## Obiettivo
Riscrivi tali e quali le righe dei dati che vanno dall'inizio fino alla riga contenente "592, 832, 621]", compresa.

## Dati forniti
□ □ □ □

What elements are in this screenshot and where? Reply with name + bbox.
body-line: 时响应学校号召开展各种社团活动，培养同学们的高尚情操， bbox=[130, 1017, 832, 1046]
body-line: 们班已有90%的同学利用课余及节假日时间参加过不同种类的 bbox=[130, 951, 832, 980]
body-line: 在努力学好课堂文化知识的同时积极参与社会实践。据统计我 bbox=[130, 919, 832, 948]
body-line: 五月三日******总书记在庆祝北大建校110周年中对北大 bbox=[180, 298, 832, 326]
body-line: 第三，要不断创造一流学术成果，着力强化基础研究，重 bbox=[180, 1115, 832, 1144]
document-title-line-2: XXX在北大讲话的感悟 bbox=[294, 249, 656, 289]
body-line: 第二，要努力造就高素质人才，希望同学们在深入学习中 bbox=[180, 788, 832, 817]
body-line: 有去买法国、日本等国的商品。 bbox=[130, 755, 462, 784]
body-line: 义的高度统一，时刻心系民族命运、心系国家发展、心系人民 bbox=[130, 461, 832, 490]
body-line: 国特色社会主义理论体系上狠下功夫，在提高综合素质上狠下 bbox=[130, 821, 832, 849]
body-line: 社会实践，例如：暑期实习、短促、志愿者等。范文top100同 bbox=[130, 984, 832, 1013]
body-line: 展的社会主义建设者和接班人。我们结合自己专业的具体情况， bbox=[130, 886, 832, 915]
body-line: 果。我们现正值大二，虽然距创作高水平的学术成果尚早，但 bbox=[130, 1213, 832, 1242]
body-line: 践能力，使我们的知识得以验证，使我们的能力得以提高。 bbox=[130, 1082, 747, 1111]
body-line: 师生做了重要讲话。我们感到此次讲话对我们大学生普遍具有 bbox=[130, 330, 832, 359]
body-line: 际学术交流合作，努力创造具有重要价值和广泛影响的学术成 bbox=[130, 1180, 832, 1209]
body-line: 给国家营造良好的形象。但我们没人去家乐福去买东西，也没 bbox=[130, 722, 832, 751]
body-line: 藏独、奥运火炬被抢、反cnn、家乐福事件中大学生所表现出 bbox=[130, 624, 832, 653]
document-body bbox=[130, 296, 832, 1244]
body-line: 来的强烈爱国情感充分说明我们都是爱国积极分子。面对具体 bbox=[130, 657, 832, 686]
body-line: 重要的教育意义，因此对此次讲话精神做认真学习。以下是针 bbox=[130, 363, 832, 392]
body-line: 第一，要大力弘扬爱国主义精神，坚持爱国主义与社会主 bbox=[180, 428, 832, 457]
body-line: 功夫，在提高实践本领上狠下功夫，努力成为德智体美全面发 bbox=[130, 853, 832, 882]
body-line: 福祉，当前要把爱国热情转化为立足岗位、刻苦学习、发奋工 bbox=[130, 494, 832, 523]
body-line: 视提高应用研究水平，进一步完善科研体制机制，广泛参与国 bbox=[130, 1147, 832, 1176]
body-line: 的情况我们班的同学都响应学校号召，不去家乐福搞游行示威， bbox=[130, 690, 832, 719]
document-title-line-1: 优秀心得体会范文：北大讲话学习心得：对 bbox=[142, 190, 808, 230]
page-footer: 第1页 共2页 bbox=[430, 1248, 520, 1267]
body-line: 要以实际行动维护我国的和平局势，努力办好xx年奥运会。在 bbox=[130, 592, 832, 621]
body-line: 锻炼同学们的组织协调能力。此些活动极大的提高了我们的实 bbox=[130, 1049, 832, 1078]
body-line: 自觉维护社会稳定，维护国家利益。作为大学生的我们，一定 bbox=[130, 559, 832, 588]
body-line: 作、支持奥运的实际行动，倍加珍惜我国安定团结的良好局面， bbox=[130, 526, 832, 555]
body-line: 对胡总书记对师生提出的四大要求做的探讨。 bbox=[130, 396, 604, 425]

□ □ □ □

## Output completo
What elements are in this screenshot and where? Reply with name + bbox.
body-line: 时响应学校号召开展各种社团活动，培养同学们的高尚情操， bbox=[130, 1017, 832, 1046]
body-line: 们班已有90%的同学利用课余及节假日时间参加过不同种类的 bbox=[130, 951, 832, 980]
body-line: 在努力学好课堂文化知识的同时积极参与社会实践。据统计我 bbox=[130, 919, 832, 948]
body-line: 五月三日******总书记在庆祝北大建校110周年中对北大 bbox=[180, 298, 832, 326]
body-line: 第三，要不断创造一流学术成果，着力强化基础研究，重 bbox=[180, 1115, 832, 1144]
document-title-line-2: XXX在北大讲话的感悟 bbox=[294, 249, 656, 289]
body-line: 第二，要努力造就高素质人才，希望同学们在深入学习中 bbox=[180, 788, 832, 817]
body-line: 有去买法国、日本等国的商品。 bbox=[130, 755, 462, 784]
body-line: 义的高度统一，时刻心系民族命运、心系国家发展、心系人民 bbox=[130, 461, 832, 490]
body-line: 国特色社会主义理论体系上狠下功夫，在提高综合素质上狠下 bbox=[130, 821, 832, 849]
body-line: 社会实践，例如：暑期实习、短促、志愿者等。范文top100同 bbox=[130, 984, 832, 1013]
body-line: 展的社会主义建设者和接班人。我们结合自己专业的具体情况， bbox=[130, 886, 832, 915]
body-line: 果。我们现正值大二，虽然距创作高水平的学术成果尚早，但 bbox=[130, 1213, 832, 1242]
body-line: 践能力，使我们的知识得以验证，使我们的能力得以提高。 bbox=[130, 1082, 747, 1111]
body-line: 师生做了重要讲话。我们感到此次讲话对我们大学生普遍具有 bbox=[130, 330, 832, 359]
body-line: 际学术交流合作，努力创造具有重要价值和广泛影响的学术成 bbox=[130, 1180, 832, 1209]
body-line: 给国家营造良好的形象。但我们没人去家乐福去买东西，也没 bbox=[130, 722, 832, 751]
body-line: 藏独、奥运火炬被抢、反cnn、家乐福事件中大学生所表现出 bbox=[130, 624, 832, 653]
document-body bbox=[130, 296, 832, 1244]
body-line: 来的强烈爱国情感充分说明我们都是爱国积极分子。面对具体 bbox=[130, 657, 832, 686]
body-line: 重要的教育意义，因此对此次讲话精神做认真学习。以下是针 bbox=[130, 363, 832, 392]
body-line: 第一，要大力弘扬爱国主义精神，坚持爱国主义与社会主 bbox=[180, 428, 832, 457]
body-line: 功夫，在提高实践本领上狠下功夫，努力成为德智体美全面发 bbox=[130, 853, 832, 882]
body-line: 福祉，当前要把爱国热情转化为立足岗位、刻苦学习、发奋工 bbox=[130, 494, 832, 523]
body-line: 视提高应用研究水平，进一步完善科研体制机制，广泛参与国 bbox=[130, 1147, 832, 1176]
body-line: 的情况我们班的同学都响应学校号召，不去家乐福搞游行示威， bbox=[130, 690, 832, 719]
document-title-line-1: 优秀心得体会范文：北大讲话学习心得：对 bbox=[142, 190, 808, 230]
page-footer: 第1页 共2页 bbox=[430, 1248, 520, 1267]
body-line: 要以实际行动维护我国的和平局势，努力办好xx年奥运会。在 bbox=[130, 592, 832, 621]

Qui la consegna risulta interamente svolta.